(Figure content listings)
-- Start --
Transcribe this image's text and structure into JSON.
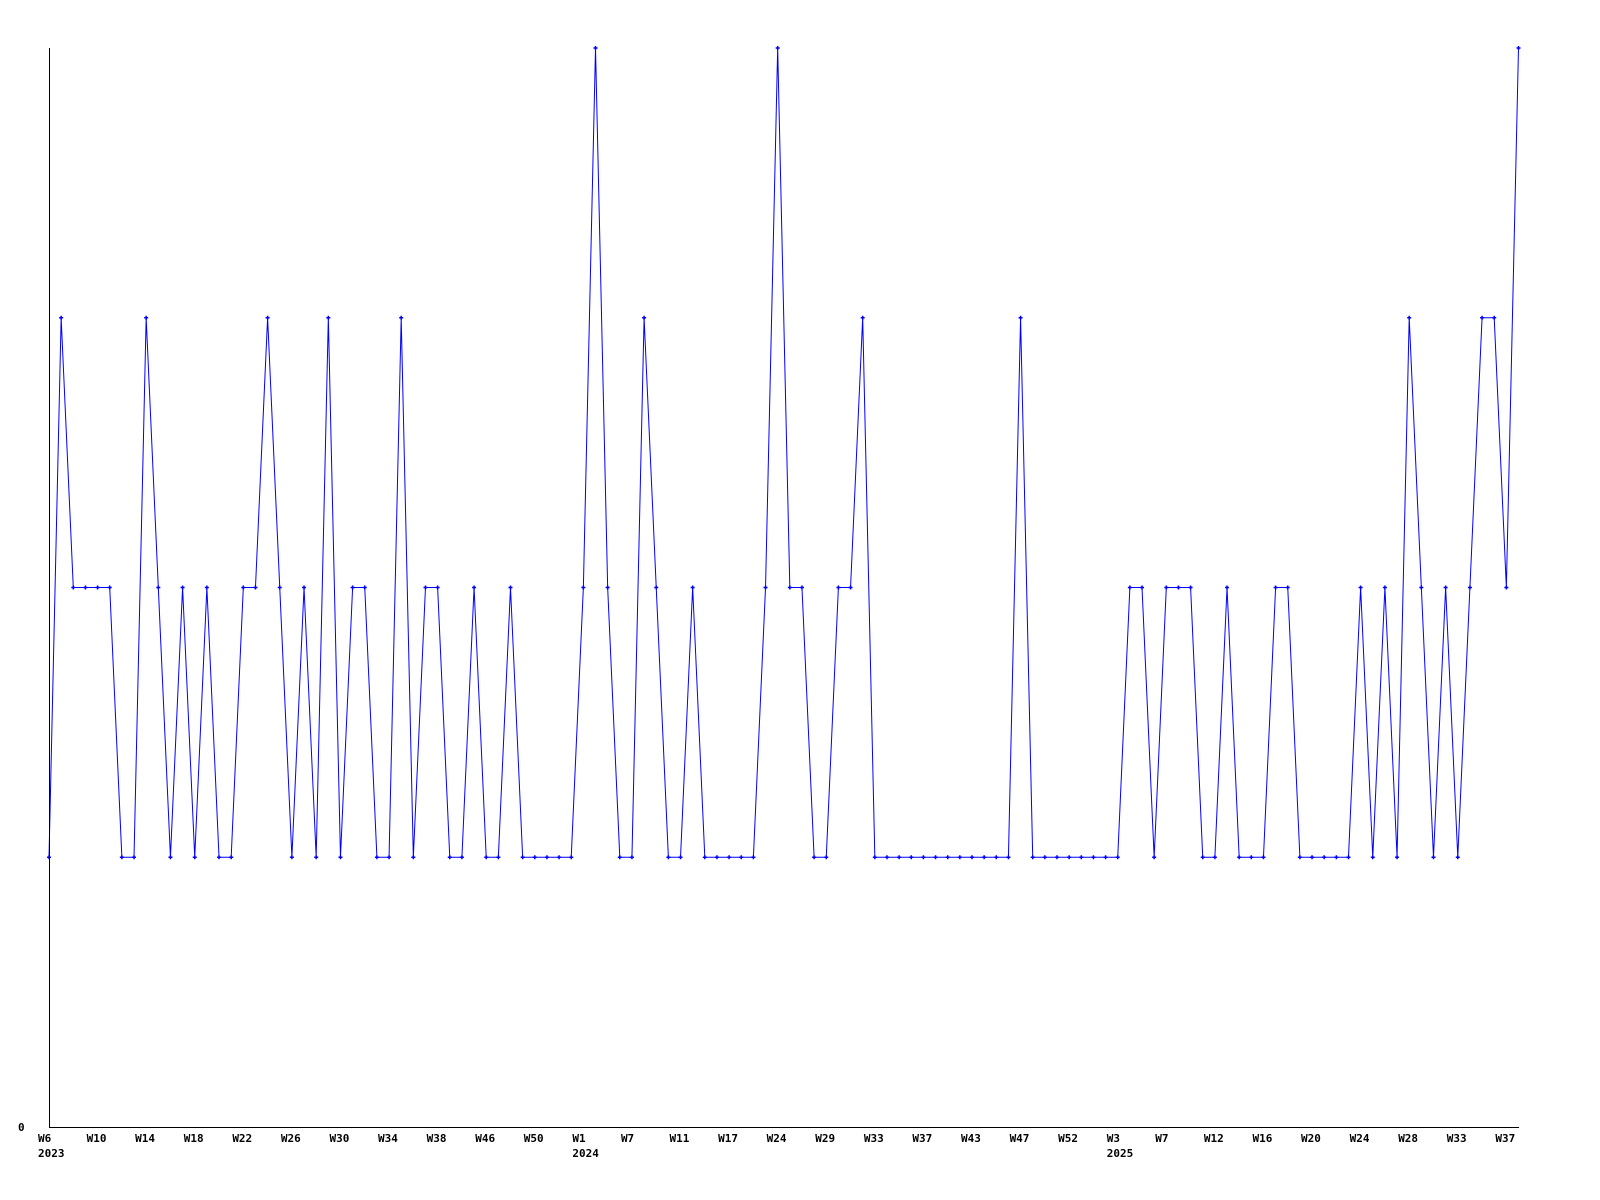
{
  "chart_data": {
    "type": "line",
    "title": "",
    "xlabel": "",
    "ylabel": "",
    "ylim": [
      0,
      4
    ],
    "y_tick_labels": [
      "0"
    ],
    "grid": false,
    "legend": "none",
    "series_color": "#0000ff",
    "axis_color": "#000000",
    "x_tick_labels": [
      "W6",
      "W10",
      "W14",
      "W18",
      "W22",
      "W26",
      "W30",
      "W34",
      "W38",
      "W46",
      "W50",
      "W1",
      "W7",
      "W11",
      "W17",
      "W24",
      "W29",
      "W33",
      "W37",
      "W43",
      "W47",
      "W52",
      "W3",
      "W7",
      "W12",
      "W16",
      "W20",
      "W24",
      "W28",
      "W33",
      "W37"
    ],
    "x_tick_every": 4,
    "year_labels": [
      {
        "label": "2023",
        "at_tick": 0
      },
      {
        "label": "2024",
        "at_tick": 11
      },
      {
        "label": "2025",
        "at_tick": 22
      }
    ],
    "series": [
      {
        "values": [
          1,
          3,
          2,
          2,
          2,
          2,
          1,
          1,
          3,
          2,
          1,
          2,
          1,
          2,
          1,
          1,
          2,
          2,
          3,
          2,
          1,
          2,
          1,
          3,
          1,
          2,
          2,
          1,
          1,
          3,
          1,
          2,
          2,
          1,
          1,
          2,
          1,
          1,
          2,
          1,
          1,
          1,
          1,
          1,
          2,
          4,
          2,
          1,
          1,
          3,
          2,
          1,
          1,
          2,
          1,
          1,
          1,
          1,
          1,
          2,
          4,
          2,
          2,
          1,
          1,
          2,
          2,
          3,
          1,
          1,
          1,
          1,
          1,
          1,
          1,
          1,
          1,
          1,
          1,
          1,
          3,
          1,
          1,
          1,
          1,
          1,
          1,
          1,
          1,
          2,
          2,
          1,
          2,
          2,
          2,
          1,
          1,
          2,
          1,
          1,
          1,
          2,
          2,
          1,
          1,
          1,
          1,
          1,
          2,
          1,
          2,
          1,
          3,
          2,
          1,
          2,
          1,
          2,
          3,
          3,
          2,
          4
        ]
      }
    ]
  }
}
-- End --
WHAT YOU HAVE TO DO: Reproduce every line of the material precisely, omitting its pictures.

THE RESPONSE:
Transcribe this image's text and structure into JSON.
{
  "chart_data": {
    "type": "line",
    "title": "",
    "xlabel": "",
    "ylabel": "",
    "ylim": [
      0,
      4
    ],
    "y_tick_labels": [
      "0"
    ],
    "grid": false,
    "legend": "none",
    "series_color": "#0000ff",
    "axis_color": "#000000",
    "x_tick_labels": [
      "W6",
      "W10",
      "W14",
      "W18",
      "W22",
      "W26",
      "W30",
      "W34",
      "W38",
      "W46",
      "W50",
      "W1",
      "W7",
      "W11",
      "W17",
      "W24",
      "W29",
      "W33",
      "W37",
      "W43",
      "W47",
      "W52",
      "W3",
      "W7",
      "W12",
      "W16",
      "W20",
      "W24",
      "W28",
      "W33",
      "W37"
    ],
    "x_tick_every": 4,
    "year_labels": [
      {
        "label": "2023",
        "at_tick": 0
      },
      {
        "label": "2024",
        "at_tick": 11
      },
      {
        "label": "2025",
        "at_tick": 22
      }
    ],
    "series": [
      {
        "values": [
          1,
          3,
          2,
          2,
          2,
          2,
          1,
          1,
          3,
          2,
          1,
          2,
          1,
          2,
          1,
          1,
          2,
          2,
          3,
          2,
          1,
          2,
          1,
          3,
          1,
          2,
          2,
          1,
          1,
          3,
          1,
          2,
          2,
          1,
          1,
          2,
          1,
          1,
          2,
          1,
          1,
          1,
          1,
          1,
          2,
          4,
          2,
          1,
          1,
          3,
          2,
          1,
          1,
          2,
          1,
          1,
          1,
          1,
          1,
          2,
          4,
          2,
          2,
          1,
          1,
          2,
          2,
          3,
          1,
          1,
          1,
          1,
          1,
          1,
          1,
          1,
          1,
          1,
          1,
          1,
          3,
          1,
          1,
          1,
          1,
          1,
          1,
          1,
          1,
          2,
          2,
          1,
          2,
          2,
          2,
          1,
          1,
          2,
          1,
          1,
          1,
          2,
          2,
          1,
          1,
          1,
          1,
          1,
          2,
          1,
          2,
          1,
          3,
          2,
          1,
          2,
          1,
          2,
          3,
          3,
          2,
          4
        ]
      }
    ]
  }
}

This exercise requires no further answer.